Extracted data entries:

-- begin --

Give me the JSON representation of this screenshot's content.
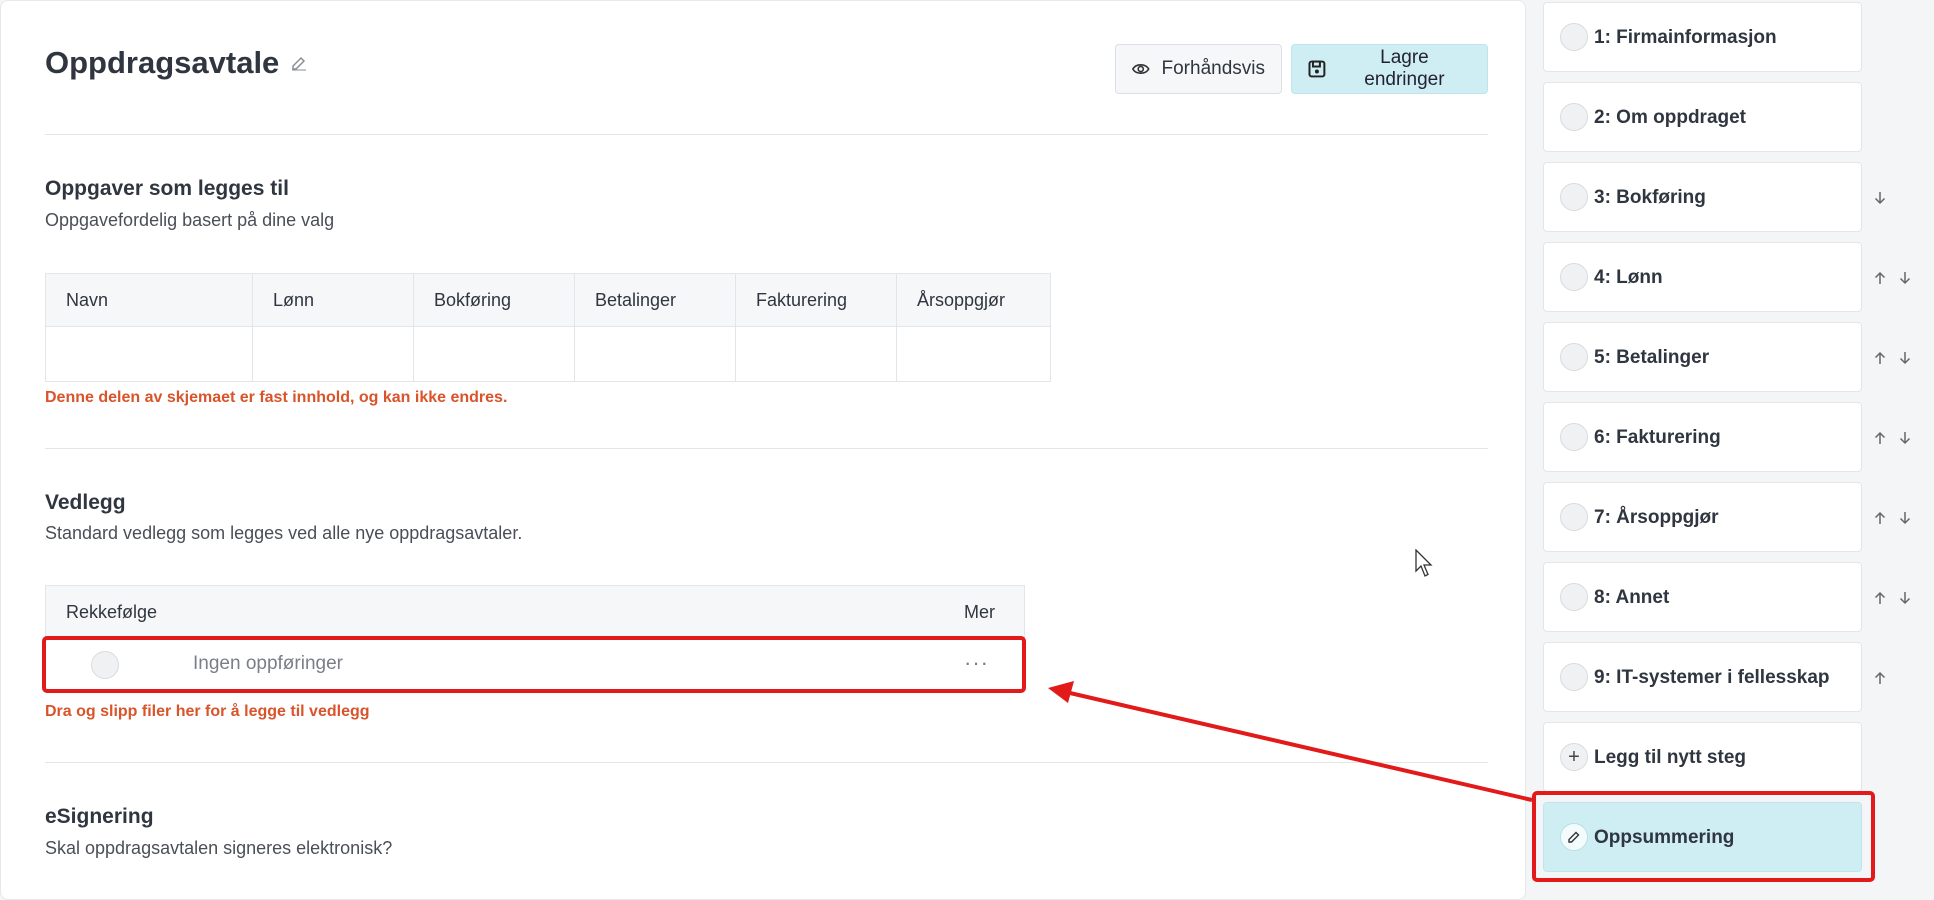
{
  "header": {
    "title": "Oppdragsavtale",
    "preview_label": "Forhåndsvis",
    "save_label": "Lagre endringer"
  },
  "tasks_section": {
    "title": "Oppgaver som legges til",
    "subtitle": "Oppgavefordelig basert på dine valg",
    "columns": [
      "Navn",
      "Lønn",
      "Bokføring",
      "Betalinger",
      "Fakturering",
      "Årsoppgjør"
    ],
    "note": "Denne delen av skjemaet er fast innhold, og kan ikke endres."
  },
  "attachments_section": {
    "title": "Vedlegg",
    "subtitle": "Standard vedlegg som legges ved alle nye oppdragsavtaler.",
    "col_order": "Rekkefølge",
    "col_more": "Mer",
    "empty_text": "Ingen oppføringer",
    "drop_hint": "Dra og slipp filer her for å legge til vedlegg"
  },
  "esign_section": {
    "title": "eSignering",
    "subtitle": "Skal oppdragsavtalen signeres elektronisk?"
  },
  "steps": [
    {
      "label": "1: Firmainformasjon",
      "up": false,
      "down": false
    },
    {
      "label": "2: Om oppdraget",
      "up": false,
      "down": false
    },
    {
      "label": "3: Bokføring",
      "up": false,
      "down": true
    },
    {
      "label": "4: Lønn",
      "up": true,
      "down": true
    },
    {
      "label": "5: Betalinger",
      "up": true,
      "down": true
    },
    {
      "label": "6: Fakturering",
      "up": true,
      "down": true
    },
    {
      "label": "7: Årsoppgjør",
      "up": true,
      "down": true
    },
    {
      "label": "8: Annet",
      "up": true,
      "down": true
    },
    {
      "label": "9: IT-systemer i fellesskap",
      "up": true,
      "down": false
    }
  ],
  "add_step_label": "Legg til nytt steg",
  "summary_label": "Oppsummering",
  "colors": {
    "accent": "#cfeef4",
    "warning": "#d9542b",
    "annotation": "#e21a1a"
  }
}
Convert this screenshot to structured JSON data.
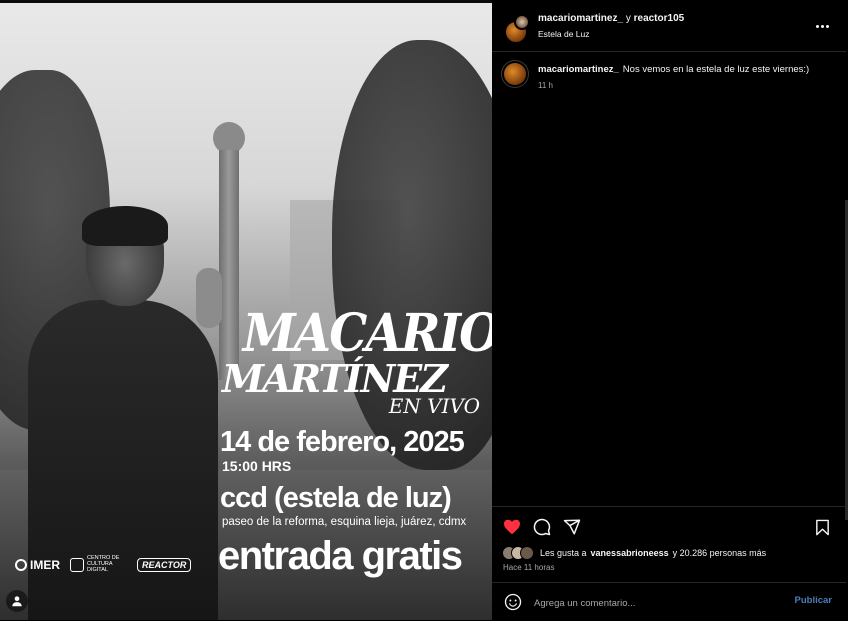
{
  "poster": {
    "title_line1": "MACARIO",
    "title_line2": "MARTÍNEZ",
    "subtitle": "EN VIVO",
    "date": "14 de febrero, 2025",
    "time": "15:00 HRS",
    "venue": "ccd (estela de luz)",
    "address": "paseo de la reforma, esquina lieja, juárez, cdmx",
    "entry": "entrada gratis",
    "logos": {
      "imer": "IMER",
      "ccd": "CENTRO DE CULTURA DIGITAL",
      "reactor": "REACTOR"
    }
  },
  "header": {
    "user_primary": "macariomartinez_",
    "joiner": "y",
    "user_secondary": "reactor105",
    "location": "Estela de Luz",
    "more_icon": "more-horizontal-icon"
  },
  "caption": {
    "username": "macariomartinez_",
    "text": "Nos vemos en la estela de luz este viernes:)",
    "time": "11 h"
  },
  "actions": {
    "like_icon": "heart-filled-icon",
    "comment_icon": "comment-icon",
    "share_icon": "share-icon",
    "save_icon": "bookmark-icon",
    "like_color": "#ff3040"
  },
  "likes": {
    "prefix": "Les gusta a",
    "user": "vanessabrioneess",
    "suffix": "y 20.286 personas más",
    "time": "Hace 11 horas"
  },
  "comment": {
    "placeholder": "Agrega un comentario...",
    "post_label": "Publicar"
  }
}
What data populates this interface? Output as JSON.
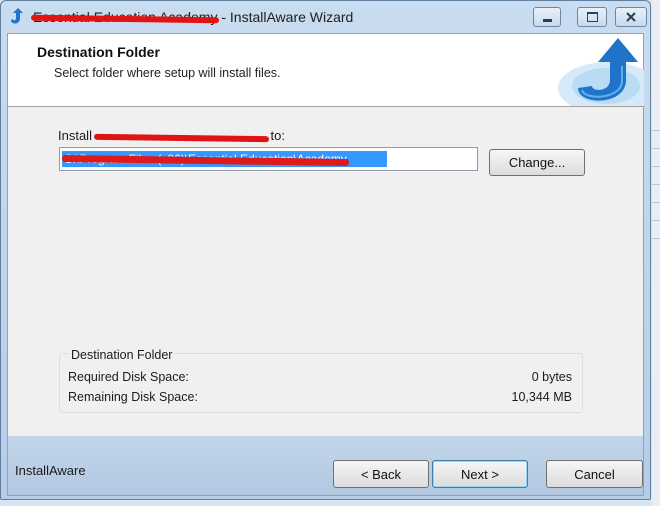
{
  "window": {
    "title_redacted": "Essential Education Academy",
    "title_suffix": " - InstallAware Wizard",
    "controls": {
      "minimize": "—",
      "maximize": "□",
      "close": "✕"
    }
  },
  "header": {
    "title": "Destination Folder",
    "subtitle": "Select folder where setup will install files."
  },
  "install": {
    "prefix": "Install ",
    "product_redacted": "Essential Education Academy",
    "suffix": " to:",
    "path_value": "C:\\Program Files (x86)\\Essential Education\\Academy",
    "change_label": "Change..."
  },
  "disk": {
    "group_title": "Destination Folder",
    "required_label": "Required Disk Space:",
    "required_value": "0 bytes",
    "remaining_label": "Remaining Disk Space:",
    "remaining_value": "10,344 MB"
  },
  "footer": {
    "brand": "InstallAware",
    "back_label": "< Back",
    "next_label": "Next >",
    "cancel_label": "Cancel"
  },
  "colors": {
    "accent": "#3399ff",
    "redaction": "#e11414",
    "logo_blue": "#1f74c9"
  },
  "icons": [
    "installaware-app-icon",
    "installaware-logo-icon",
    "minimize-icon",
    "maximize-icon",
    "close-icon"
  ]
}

-- end --

### What the task requires
From the records given above, reproduce all text exactly and exclude each picture.

### Expected answer
Give me the JSON representation of this screenshot's content.
{
  "header": {
    "title": "Oppdragsavtale",
    "preview_label": "Forhåndsvis",
    "save_label": "Lagre endringer"
  },
  "tasks_section": {
    "title": "Oppgaver som legges til",
    "subtitle": "Oppgavefordelig basert på dine valg",
    "columns": [
      "Navn",
      "Lønn",
      "Bokføring",
      "Betalinger",
      "Fakturering",
      "Årsoppgjør"
    ],
    "note": "Denne delen av skjemaet er fast innhold, og kan ikke endres."
  },
  "attachments_section": {
    "title": "Vedlegg",
    "subtitle": "Standard vedlegg som legges ved alle nye oppdragsavtaler.",
    "col_order": "Rekkefølge",
    "col_more": "Mer",
    "empty_text": "Ingen oppføringer",
    "drop_hint": "Dra og slipp filer her for å legge til vedlegg"
  },
  "esign_section": {
    "title": "eSignering",
    "subtitle": "Skal oppdragsavtalen signeres elektronisk?"
  },
  "steps": [
    {
      "label": "1: Firmainformasjon",
      "up": false,
      "down": false
    },
    {
      "label": "2: Om oppdraget",
      "up": false,
      "down": false
    },
    {
      "label": "3: Bokføring",
      "up": false,
      "down": true
    },
    {
      "label": "4: Lønn",
      "up": true,
      "down": true
    },
    {
      "label": "5: Betalinger",
      "up": true,
      "down": true
    },
    {
      "label": "6: Fakturering",
      "up": true,
      "down": true
    },
    {
      "label": "7: Årsoppgjør",
      "up": true,
      "down": true
    },
    {
      "label": "8: Annet",
      "up": true,
      "down": true
    },
    {
      "label": "9: IT-systemer i fellesskap",
      "up": true,
      "down": false
    }
  ],
  "add_step_label": "Legg til nytt steg",
  "summary_label": "Oppsummering",
  "colors": {
    "accent": "#cfeef4",
    "warning": "#d9542b",
    "annotation": "#e21a1a"
  }
}
Convert this screenshot to structured JSON data.
{
  "poster": {
    "title_line1": "MACARIO",
    "title_line2": "MARTÍNEZ",
    "subtitle": "EN VIVO",
    "date": "14 de febrero, 2025",
    "time": "15:00 HRS",
    "venue": "ccd (estela de luz)",
    "address": "paseo de la reforma, esquina lieja, juárez, cdmx",
    "entry": "entrada gratis",
    "logos": {
      "imer": "IMER",
      "ccd": "CENTRO DE CULTURA DIGITAL",
      "reactor": "REACTOR"
    }
  },
  "header": {
    "user_primary": "macariomartinez_",
    "joiner": "y",
    "user_secondary": "reactor105",
    "location": "Estela de Luz",
    "more_icon": "more-horizontal-icon"
  },
  "caption": {
    "username": "macariomartinez_",
    "text": "Nos vemos en la estela de luz este viernes:)",
    "time": "11 h"
  },
  "actions": {
    "like_icon": "heart-filled-icon",
    "comment_icon": "comment-icon",
    "share_icon": "share-icon",
    "save_icon": "bookmark-icon",
    "like_color": "#ff3040"
  },
  "likes": {
    "prefix": "Les gusta a",
    "user": "vanessabrioneess",
    "suffix": "y 20.286 personas más",
    "time": "Hace 11 horas"
  },
  "comment": {
    "placeholder": "Agrega un comentario...",
    "post_label": "Publicar"
  }
}
What data populates this interface? Output as JSON.
{
  "window": {
    "title_redacted": "Essential Education Academy",
    "title_suffix": " - InstallAware Wizard",
    "controls": {
      "minimize": "—",
      "maximize": "□",
      "close": "✕"
    }
  },
  "header": {
    "title": "Destination Folder",
    "subtitle": "Select folder where setup will install files."
  },
  "install": {
    "prefix": "Install ",
    "product_redacted": "Essential Education Academy",
    "suffix": " to:",
    "path_value": "C:\\Program Files (x86)\\Essential Education\\Academy",
    "change_label": "Change..."
  },
  "disk": {
    "group_title": "Destination Folder",
    "required_label": "Required Disk Space:",
    "required_value": "0 bytes",
    "remaining_label": "Remaining Disk Space:",
    "remaining_value": "10,344 MB"
  },
  "footer": {
    "brand": "InstallAware",
    "back_label": "< Back",
    "next_label": "Next >",
    "cancel_label": "Cancel"
  },
  "colors": {
    "accent": "#3399ff",
    "redaction": "#e11414",
    "logo_blue": "#1f74c9"
  },
  "icons": [
    "installaware-app-icon",
    "installaware-logo-icon",
    "minimize-icon",
    "maximize-icon",
    "close-icon"
  ]
}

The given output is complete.